Copy each line of the entries that contains the word "объединенной".

-- Start --

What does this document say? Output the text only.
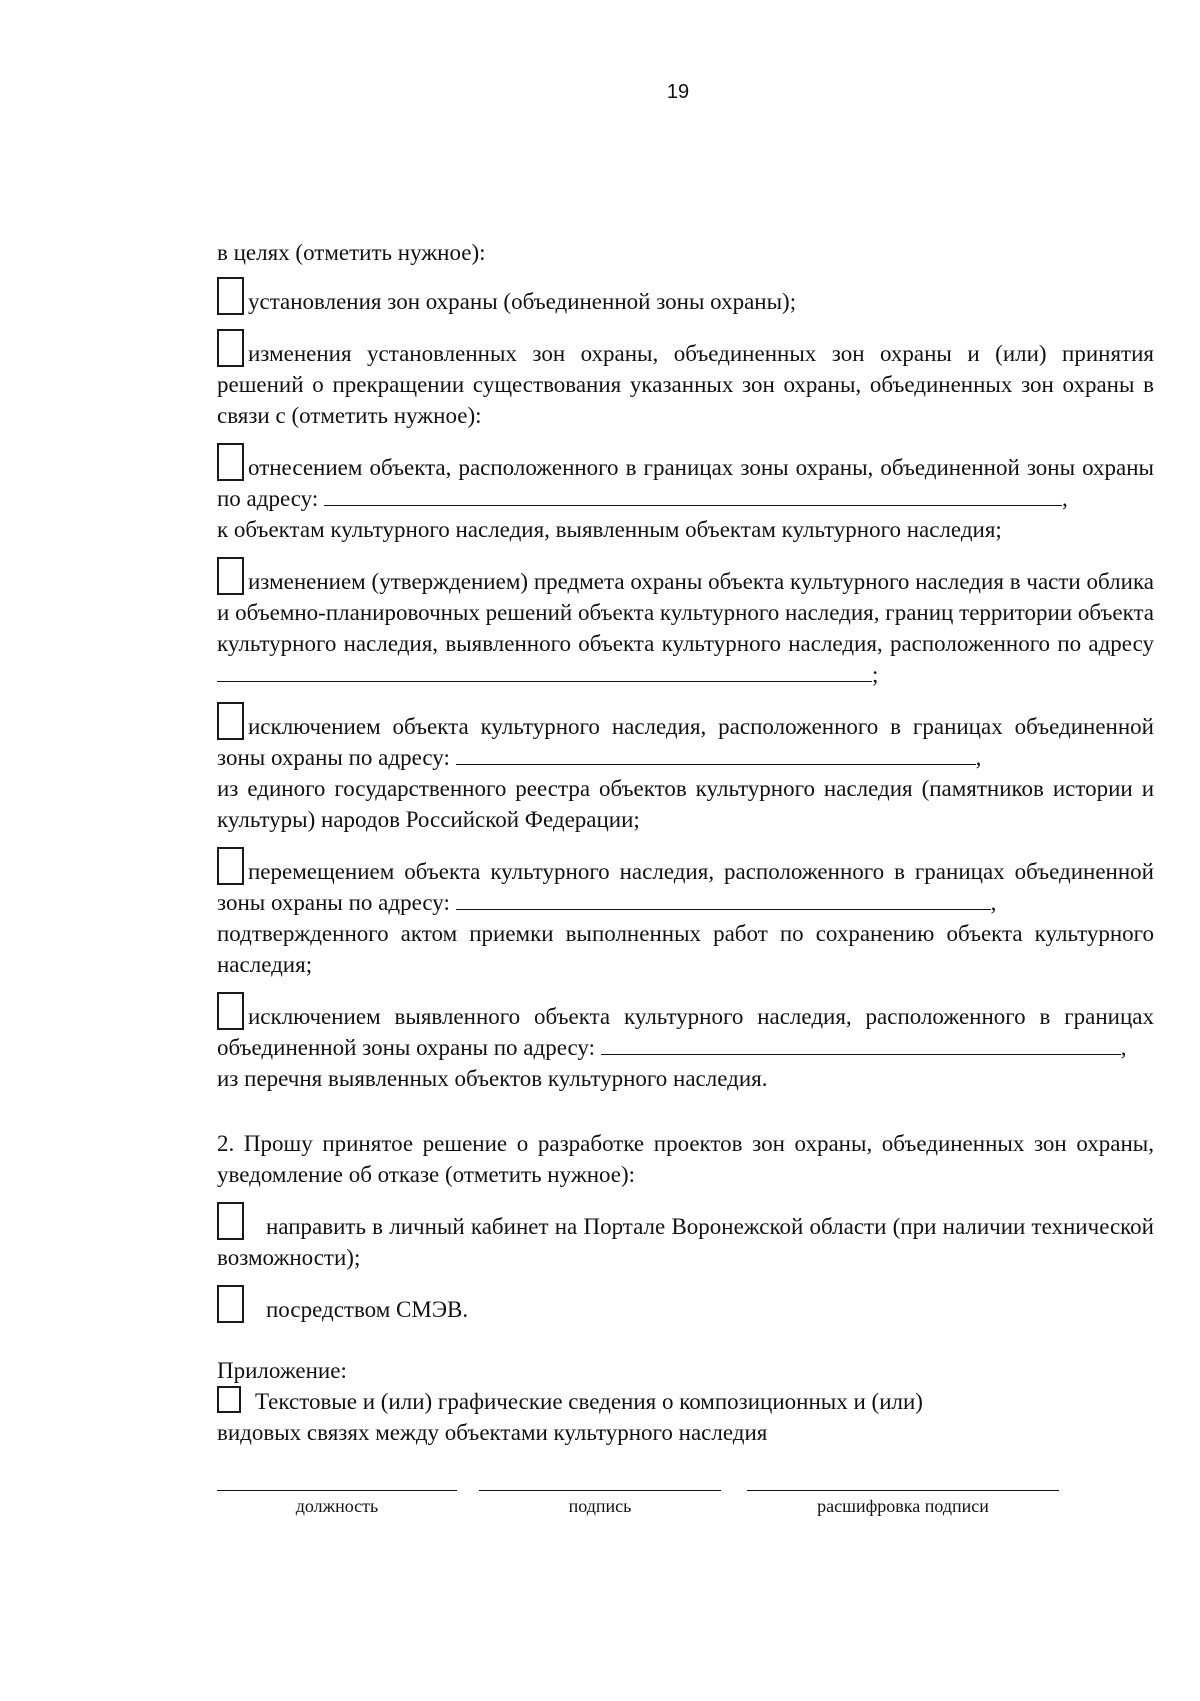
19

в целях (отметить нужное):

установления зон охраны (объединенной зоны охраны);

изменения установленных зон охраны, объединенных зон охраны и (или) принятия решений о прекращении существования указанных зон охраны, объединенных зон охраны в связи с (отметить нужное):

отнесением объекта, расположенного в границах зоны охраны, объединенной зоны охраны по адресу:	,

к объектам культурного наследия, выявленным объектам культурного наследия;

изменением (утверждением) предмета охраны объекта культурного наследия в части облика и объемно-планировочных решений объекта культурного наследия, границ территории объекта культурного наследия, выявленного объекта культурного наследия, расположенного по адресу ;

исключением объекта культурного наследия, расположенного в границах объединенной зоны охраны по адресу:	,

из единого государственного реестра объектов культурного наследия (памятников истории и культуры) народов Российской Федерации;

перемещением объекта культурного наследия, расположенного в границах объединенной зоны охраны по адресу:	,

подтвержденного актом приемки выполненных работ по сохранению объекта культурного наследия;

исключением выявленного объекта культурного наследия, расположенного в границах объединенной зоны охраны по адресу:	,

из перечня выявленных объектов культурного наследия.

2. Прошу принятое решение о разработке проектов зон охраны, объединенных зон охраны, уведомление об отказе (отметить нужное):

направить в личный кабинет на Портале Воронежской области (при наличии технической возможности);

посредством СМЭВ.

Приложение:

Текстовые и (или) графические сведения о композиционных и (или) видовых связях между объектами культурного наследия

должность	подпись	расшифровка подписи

-- End --

● **Solution to the exercise**
установления зон охраны (объединенной зоны охраны);
отнесением объекта, расположенного в границах зоны охраны, объединенной зоны охраны по адресу:	,
исключением объекта культурного наследия, расположенного в границах объединенной зоны охраны по адресу:	,
перемещением объекта культурного наследия, расположенного в границах объединенной зоны охраны по адресу:	,
исключением выявленного объекта культурного наследия, расположенного в границах объединенной зоны охраны по адресу:	,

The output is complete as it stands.